Pull out every line below that contains the word "JSON".

:: Materials provided

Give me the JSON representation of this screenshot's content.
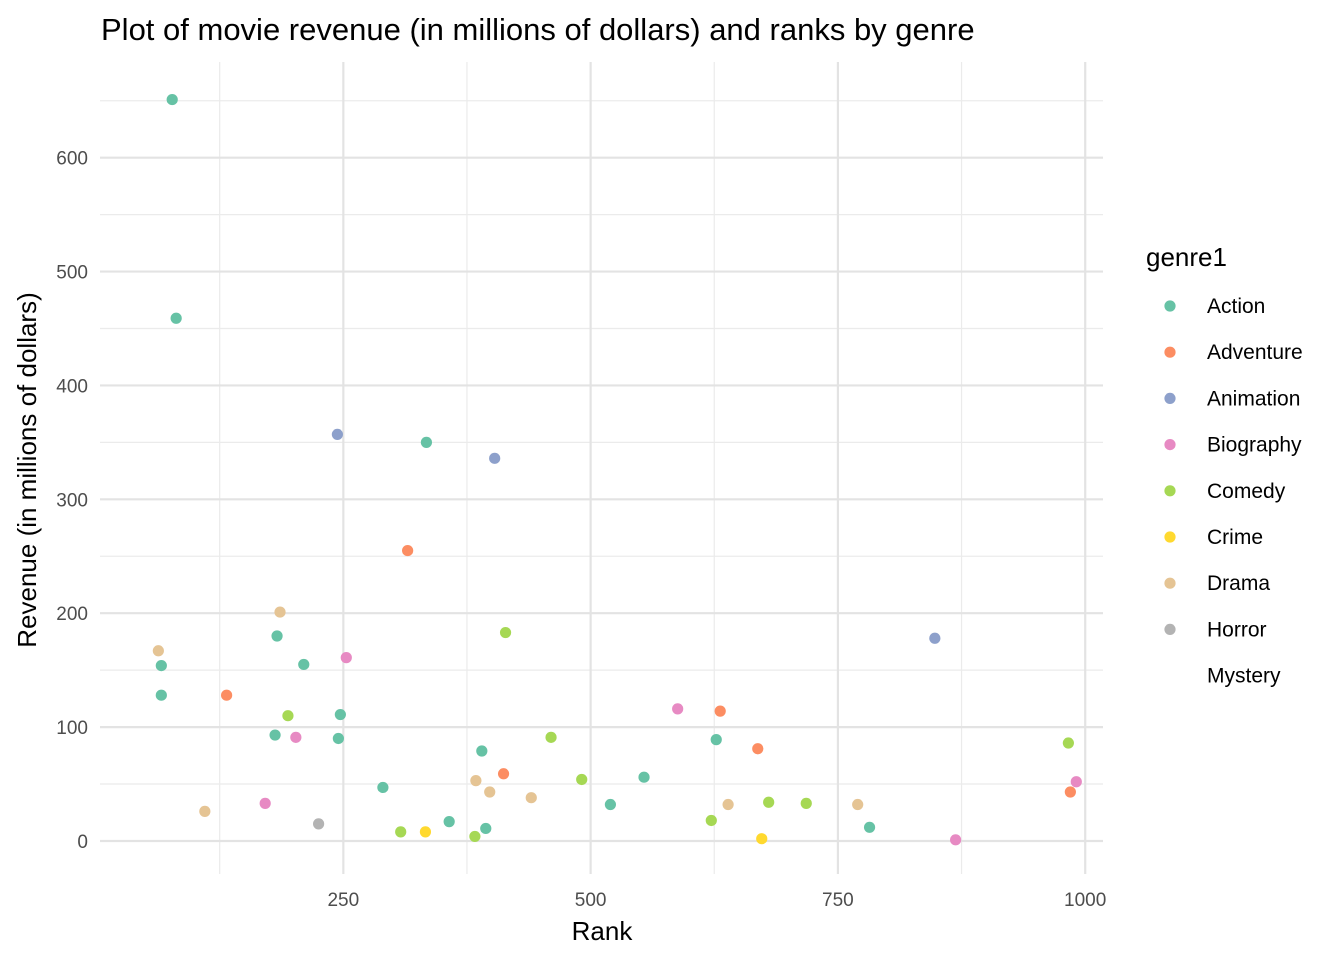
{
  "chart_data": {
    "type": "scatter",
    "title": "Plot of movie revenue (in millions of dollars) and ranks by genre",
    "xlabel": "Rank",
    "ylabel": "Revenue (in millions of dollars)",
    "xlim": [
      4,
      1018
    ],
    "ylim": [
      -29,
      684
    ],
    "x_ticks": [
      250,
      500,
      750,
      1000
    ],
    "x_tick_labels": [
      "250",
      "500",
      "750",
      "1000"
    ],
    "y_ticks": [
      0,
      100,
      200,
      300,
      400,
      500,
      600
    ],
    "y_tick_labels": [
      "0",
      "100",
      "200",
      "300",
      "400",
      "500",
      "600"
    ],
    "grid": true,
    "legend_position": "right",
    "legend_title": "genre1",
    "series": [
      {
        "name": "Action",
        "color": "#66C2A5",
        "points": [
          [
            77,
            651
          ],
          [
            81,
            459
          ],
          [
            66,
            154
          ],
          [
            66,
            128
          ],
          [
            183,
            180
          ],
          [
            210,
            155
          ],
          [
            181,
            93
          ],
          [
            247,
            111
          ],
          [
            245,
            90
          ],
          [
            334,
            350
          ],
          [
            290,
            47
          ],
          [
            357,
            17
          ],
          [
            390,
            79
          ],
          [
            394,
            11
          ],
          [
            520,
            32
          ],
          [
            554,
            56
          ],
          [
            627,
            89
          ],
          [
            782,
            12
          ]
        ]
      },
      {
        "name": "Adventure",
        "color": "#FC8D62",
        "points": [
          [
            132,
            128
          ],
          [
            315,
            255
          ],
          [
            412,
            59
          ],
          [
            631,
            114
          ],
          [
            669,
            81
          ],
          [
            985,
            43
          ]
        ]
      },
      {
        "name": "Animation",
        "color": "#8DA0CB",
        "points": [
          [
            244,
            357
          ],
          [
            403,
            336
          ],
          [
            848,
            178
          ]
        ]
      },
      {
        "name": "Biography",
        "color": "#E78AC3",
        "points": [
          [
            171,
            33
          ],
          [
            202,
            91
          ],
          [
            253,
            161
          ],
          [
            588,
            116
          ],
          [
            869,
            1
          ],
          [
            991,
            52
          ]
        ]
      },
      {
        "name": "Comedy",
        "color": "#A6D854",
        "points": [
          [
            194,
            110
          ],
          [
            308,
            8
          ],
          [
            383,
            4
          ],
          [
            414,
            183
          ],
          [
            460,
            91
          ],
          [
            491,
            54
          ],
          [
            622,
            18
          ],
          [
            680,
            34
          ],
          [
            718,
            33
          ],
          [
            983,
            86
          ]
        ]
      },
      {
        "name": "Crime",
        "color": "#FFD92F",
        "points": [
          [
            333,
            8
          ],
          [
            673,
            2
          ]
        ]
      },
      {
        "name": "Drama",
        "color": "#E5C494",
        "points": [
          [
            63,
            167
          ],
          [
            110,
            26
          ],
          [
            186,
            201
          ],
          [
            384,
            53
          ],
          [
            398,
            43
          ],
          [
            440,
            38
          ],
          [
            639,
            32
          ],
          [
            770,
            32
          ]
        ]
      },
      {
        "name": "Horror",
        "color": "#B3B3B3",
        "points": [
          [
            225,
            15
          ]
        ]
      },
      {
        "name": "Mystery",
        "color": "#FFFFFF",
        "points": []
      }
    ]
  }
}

::::
:: Materials provided

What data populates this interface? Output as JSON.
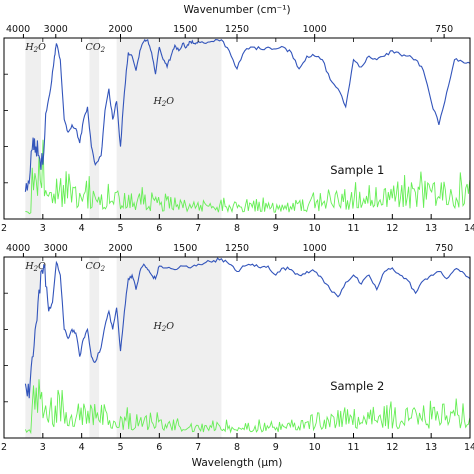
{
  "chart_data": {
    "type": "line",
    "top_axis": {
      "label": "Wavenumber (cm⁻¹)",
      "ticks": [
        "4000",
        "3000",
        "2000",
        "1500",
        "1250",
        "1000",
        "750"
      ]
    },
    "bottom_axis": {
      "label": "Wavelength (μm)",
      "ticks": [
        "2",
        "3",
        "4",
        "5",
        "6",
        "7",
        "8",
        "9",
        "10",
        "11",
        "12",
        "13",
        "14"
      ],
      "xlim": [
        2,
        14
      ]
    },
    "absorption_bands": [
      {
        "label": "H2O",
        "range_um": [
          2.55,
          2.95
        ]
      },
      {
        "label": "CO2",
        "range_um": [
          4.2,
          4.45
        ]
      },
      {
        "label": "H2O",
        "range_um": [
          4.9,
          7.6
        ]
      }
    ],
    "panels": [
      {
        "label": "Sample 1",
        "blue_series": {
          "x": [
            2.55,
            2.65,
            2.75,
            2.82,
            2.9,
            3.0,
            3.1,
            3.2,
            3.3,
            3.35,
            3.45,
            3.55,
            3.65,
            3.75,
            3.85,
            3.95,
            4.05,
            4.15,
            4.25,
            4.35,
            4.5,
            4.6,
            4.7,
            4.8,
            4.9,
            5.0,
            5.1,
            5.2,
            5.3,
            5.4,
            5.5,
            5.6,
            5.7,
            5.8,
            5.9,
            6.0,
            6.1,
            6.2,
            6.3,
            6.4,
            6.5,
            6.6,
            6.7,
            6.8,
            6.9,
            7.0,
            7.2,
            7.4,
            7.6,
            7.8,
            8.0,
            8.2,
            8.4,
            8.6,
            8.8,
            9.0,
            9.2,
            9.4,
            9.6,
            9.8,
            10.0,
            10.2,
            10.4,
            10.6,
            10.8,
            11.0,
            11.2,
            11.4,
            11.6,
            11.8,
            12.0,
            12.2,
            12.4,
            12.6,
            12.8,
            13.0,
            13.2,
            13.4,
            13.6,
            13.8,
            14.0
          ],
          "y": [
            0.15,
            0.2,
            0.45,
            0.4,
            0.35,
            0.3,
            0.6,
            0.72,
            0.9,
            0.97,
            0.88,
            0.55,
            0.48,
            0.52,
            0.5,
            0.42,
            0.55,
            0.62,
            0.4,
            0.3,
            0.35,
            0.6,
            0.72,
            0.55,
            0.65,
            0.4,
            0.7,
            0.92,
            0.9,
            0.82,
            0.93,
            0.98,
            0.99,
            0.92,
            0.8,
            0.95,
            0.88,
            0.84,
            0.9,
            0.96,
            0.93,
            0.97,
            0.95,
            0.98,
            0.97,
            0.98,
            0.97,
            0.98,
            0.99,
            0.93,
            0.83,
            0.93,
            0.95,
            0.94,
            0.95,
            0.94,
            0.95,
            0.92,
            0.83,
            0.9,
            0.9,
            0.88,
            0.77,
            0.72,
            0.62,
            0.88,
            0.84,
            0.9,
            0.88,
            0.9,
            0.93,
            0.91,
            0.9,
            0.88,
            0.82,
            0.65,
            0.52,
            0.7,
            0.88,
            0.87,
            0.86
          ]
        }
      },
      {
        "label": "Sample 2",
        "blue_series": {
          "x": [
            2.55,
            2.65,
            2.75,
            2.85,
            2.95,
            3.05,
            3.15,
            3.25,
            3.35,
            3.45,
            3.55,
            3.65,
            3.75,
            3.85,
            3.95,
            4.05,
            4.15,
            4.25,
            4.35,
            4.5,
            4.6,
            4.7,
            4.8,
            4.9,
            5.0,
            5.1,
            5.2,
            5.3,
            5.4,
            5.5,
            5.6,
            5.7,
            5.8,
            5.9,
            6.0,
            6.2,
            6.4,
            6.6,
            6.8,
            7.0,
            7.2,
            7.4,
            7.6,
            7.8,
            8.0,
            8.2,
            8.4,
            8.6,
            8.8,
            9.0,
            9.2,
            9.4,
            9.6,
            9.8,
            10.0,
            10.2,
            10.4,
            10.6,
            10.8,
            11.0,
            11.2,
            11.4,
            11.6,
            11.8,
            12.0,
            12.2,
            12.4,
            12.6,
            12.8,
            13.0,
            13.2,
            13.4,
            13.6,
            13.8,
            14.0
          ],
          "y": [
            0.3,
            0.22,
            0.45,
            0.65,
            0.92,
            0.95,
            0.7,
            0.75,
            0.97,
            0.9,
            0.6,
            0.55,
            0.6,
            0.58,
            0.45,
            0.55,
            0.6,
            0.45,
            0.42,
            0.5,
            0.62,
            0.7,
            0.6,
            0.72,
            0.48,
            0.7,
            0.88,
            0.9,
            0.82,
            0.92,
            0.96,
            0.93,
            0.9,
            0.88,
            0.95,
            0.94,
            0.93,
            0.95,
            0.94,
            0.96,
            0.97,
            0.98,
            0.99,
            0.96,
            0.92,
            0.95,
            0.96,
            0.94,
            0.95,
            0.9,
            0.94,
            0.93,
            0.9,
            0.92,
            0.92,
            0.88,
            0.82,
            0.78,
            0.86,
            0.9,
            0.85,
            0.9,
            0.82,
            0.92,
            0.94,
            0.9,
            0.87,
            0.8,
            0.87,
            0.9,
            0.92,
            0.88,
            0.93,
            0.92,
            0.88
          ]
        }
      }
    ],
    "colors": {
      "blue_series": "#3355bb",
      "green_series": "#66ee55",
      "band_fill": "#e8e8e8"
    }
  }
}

::::

**Solution to this exercise:**
Give me the JSON representation of this screenshot's content.
What data populates this interface? Output as JSON.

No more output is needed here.